++++ EXERCISE DATA ++++
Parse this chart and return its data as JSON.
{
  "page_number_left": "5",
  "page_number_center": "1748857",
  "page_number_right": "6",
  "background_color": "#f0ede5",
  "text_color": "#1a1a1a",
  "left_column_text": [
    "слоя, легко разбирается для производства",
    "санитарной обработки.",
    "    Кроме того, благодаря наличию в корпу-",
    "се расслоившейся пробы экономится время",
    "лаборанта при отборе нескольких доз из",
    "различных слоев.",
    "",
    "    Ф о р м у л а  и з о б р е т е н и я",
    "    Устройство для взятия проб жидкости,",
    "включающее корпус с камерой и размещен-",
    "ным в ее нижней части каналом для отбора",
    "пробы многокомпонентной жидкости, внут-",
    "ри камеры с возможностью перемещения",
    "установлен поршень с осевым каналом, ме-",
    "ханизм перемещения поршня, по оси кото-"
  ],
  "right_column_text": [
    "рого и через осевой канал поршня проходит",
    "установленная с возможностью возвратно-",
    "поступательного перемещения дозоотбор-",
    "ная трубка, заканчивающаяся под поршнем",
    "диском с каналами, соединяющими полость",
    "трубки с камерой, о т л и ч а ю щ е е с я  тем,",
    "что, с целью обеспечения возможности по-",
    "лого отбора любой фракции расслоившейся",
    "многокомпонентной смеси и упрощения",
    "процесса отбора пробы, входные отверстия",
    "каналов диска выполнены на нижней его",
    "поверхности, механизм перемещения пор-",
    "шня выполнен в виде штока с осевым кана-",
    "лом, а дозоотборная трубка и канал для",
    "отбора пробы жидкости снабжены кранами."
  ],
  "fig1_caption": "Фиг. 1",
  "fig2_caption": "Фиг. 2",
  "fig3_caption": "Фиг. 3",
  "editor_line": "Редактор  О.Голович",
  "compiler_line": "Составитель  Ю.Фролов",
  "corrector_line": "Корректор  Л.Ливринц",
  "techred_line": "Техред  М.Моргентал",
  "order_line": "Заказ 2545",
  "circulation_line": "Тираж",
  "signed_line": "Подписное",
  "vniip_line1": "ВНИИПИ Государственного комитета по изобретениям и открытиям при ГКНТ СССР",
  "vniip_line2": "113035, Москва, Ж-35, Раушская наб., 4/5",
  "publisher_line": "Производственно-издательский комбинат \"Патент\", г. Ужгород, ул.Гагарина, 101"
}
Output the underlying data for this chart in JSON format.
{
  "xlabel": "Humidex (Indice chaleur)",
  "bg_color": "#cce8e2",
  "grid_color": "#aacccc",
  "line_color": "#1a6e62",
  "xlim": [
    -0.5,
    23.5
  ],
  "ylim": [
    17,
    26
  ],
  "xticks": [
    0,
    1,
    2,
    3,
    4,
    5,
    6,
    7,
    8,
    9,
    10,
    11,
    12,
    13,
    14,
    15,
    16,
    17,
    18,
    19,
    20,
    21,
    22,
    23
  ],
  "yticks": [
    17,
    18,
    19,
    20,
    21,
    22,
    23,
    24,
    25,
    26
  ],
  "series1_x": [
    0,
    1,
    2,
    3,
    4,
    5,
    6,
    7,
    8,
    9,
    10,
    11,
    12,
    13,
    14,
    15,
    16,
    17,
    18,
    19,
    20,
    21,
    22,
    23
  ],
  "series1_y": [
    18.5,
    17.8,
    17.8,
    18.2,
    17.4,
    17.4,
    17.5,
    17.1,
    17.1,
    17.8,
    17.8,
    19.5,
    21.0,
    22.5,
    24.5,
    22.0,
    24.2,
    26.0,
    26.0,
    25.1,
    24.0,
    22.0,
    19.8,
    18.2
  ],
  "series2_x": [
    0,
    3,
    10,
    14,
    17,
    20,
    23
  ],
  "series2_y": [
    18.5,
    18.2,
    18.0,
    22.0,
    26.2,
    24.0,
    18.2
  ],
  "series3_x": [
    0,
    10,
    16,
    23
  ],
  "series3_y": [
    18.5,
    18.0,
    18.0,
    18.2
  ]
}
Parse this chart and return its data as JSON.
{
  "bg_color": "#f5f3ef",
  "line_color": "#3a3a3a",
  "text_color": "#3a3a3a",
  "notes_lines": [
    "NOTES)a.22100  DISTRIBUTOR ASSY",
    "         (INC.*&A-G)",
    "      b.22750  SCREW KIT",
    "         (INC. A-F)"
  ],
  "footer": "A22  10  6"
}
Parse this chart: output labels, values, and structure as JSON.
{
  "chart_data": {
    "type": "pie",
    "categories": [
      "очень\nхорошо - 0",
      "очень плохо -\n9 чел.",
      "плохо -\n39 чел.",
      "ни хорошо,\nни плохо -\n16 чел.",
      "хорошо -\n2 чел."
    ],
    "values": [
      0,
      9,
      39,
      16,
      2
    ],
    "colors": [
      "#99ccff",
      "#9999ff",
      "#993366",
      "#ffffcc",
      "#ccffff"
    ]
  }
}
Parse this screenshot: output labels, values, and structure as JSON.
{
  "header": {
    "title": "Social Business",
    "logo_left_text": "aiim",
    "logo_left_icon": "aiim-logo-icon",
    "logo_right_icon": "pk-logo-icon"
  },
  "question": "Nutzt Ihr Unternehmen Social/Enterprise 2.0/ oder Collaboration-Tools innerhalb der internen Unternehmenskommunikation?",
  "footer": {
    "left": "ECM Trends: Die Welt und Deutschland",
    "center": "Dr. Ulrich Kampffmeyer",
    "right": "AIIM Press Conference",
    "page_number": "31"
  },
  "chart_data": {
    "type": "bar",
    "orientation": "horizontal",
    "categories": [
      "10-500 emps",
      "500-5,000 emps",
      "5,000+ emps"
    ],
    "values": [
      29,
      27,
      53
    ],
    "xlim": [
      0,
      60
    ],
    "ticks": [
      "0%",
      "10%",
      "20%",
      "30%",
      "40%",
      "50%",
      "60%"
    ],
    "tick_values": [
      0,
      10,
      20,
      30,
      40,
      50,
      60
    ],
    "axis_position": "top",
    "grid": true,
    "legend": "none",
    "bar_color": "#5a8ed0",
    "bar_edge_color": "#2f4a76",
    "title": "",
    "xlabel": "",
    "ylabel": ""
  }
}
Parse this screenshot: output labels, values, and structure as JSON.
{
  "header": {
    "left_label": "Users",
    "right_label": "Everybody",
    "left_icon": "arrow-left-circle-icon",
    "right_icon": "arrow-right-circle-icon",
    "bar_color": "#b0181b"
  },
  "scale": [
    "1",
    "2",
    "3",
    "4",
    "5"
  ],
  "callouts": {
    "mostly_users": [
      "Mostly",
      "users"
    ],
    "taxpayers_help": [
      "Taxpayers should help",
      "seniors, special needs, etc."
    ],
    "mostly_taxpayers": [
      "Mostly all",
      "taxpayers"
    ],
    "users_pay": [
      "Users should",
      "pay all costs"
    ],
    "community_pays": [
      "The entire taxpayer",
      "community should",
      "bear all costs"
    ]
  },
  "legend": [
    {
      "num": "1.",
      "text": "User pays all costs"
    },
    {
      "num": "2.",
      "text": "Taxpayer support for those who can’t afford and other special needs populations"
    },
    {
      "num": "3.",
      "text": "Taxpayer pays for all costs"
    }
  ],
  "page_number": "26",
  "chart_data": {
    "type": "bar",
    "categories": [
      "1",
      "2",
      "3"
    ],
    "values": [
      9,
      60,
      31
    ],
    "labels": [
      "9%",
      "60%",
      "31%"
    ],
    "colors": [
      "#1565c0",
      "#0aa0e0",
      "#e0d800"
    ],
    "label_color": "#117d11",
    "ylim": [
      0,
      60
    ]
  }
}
++++
[DIRECTIONS FOR THIS TASK]: Extract each entry in full and write it down exactly.

[CORRECT RESULT]:
Parse this chart and return its data as JSON.
{
  "page_number_left": "5",
  "page_number_center": "1748857",
  "page_number_right": "6",
  "background_color": "#f0ede5",
  "text_color": "#1a1a1a",
  "left_column_text": [
    "слоя, легко разбирается для производства",
    "санитарной обработки.",
    "    Кроме того, благодаря наличию в корпу-",
    "се расслоившейся пробы экономится время",
    "лаборанта при отборе нескольких доз из",
    "различных слоев.",
    "",
    "    Ф о р м у л а  и з о б р е т е н и я",
    "    Устройство для взятия проб жидкости,",
    "включающее корпус с камерой и размещен-",
    "ным в ее нижней части каналом для отбора",
    "пробы многокомпонентной жидкости, внут-",
    "ри камеры с возможностью перемещения",
    "установлен поршень с осевым каналом, ме-",
    "ханизм перемещения поршня, по оси кото-"
  ],
  "right_column_text": [
    "рого и через осевой канал поршня проходит",
    "установленная с возможностью возвратно-",
    "поступательного перемещения дозоотбор-",
    "ная трубка, заканчивающаяся под поршнем",
    "диском с каналами, соединяющими полость",
    "трубки с камерой, о т л и ч а ю щ е е с я  тем,",
    "что, с целью обеспечения возможности по-",
    "лого отбора любой фракции расслоившейся",
    "многокомпонентной смеси и упрощения",
    "процесса отбора пробы, входные отверстия",
    "каналов диска выполнены на нижней его",
    "поверхности, механизм перемещения пор-",
    "шня выполнен в виде штока с осевым кана-",
    "лом, а дозоотборная трубка и канал для",
    "отбора пробы жидкости снабжены кранами."
  ],
  "fig1_caption": "Фиг. 1",
  "fig2_caption": "Фиг. 2",
  "fig3_caption": "Фиг. 3",
  "editor_line": "Редактор  О.Голович",
  "compiler_line": "Составитель  Ю.Фролов",
  "corrector_line": "Корректор  Л.Ливринц",
  "techred_line": "Техред  М.Моргентал",
  "order_line": "Заказ 2545",
  "circulation_line": "Тираж",
  "signed_line": "Подписное",
  "vniip_line1": "ВНИИПИ Государственного комитета по изобретениям и открытиям при ГКНТ СССР",
  "vniip_line2": "113035, Москва, Ж-35, Раушская наб., 4/5",
  "publisher_line": "Производственно-издательский комбинат \"Патент\", г. Ужгород, ул.Гагарина, 101"
}
Output the underlying data for this chart in JSON format.
{
  "xlabel": "Humidex (Indice chaleur)",
  "bg_color": "#cce8e2",
  "grid_color": "#aacccc",
  "line_color": "#1a6e62",
  "xlim": [
    -0.5,
    23.5
  ],
  "ylim": [
    17,
    26
  ],
  "xticks": [
    0,
    1,
    2,
    3,
    4,
    5,
    6,
    7,
    8,
    9,
    10,
    11,
    12,
    13,
    14,
    15,
    16,
    17,
    18,
    19,
    20,
    21,
    22,
    23
  ],
  "yticks": [
    17,
    18,
    19,
    20,
    21,
    22,
    23,
    24,
    25,
    26
  ],
  "series1_x": [
    0,
    1,
    2,
    3,
    4,
    5,
    6,
    7,
    8,
    9,
    10,
    11,
    12,
    13,
    14,
    15,
    16,
    17,
    18,
    19,
    20,
    21,
    22,
    23
  ],
  "series1_y": [
    18.5,
    17.8,
    17.8,
    18.2,
    17.4,
    17.4,
    17.5,
    17.1,
    17.1,
    17.8,
    17.8,
    19.5,
    21.0,
    22.5,
    24.5,
    22.0,
    24.2,
    26.0,
    26.0,
    25.1,
    24.0,
    22.0,
    19.8,
    18.2
  ],
  "series2_x": [
    0,
    3,
    10,
    14,
    17,
    20,
    23
  ],
  "series2_y": [
    18.5,
    18.2,
    18.0,
    22.0,
    26.2,
    24.0,
    18.2
  ],
  "series3_x": [
    0,
    10,
    16,
    23
  ],
  "series3_y": [
    18.5,
    18.0,
    18.0,
    18.2
  ]
}
Parse this chart and return its data as JSON.
{
  "bg_color": "#f5f3ef",
  "line_color": "#3a3a3a",
  "text_color": "#3a3a3a",
  "notes_lines": [
    "NOTES)a.22100  DISTRIBUTOR ASSY",
    "         (INC.*&A-G)",
    "      b.22750  SCREW KIT",
    "         (INC. A-F)"
  ],
  "footer": "A22  10  6"
}
Parse this chart: output labels, values, and structure as JSON.
{
  "chart_data": {
    "type": "pie",
    "categories": [
      "очень\nхорошо - 0",
      "очень плохо -\n9 чел.",
      "плохо -\n39 чел.",
      "ни хорошо,\nни плохо -\n16 чел.",
      "хорошо -\n2 чел."
    ],
    "values": [
      0,
      9,
      39,
      16,
      2
    ],
    "colors": [
      "#99ccff",
      "#9999ff",
      "#993366",
      "#ffffcc",
      "#ccffff"
    ]
  }
}
Parse this screenshot: output labels, values, and structure as JSON.
{
  "header": {
    "title": "Social Business",
    "logo_left_text": "aiim",
    "logo_left_icon": "aiim-logo-icon",
    "logo_right_icon": "pk-logo-icon"
  },
  "question": "Nutzt Ihr Unternehmen Social/Enterprise 2.0/ oder Collaboration-Tools innerhalb der internen Unternehmenskommunikation?",
  "footer": {
    "left": "ECM Trends: Die Welt und Deutschland",
    "center": "Dr. Ulrich Kampffmeyer",
    "right": "AIIM Press Conference",
    "page_number": "31"
  },
  "chart_data": {
    "type": "bar",
    "orientation": "horizontal",
    "categories": [
      "10-500 emps",
      "500-5,000 emps",
      "5,000+ emps"
    ],
    "values": [
      29,
      27,
      53
    ],
    "xlim": [
      0,
      60
    ],
    "ticks": [
      "0%",
      "10%",
      "20%",
      "30%",
      "40%",
      "50%",
      "60%"
    ],
    "tick_values": [
      0,
      10,
      20,
      30,
      40,
      50,
      60
    ],
    "axis_position": "top",
    "grid": true,
    "legend": "none",
    "bar_color": "#5a8ed0",
    "bar_edge_color": "#2f4a76",
    "title": "",
    "xlabel": "",
    "ylabel": ""
  }
}
Parse this screenshot: output labels, values, and structure as JSON.
{
  "header": {
    "left_label": "Users",
    "right_label": "Everybody",
    "left_icon": "arrow-left-circle-icon",
    "right_icon": "arrow-right-circle-icon",
    "bar_color": "#b0181b"
  },
  "scale": [
    "1",
    "2",
    "3",
    "4",
    "5"
  ],
  "callouts": {
    "mostly_users": [
      "Mostly",
      "users"
    ],
    "taxpayers_help": [
      "Taxpayers should help",
      "seniors, special needs, etc."
    ],
    "mostly_taxpayers": [
      "Mostly all",
      "taxpayers"
    ],
    "users_pay": [
      "Users should",
      "pay all costs"
    ],
    "community_pays": [
      "The entire taxpayer",
      "community should",
      "bear all costs"
    ]
  },
  "legend": [
    {
      "num": "1.",
      "text": "User pays all costs"
    },
    {
      "num": "2.",
      "text": "Taxpayer support for those who can’t afford and other special needs populations"
    },
    {
      "num": "3.",
      "text": "Taxpayer pays for all costs"
    }
  ],
  "page_number": "26",
  "chart_data": {
    "type": "bar",
    "categories": [
      "1",
      "2",
      "3"
    ],
    "values": [
      9,
      60,
      31
    ],
    "labels": [
      "9%",
      "60%",
      "31%"
    ],
    "colors": [
      "#1565c0",
      "#0aa0e0",
      "#e0d800"
    ],
    "label_color": "#117d11",
    "ylim": [
      0,
      60
    ]
  }
}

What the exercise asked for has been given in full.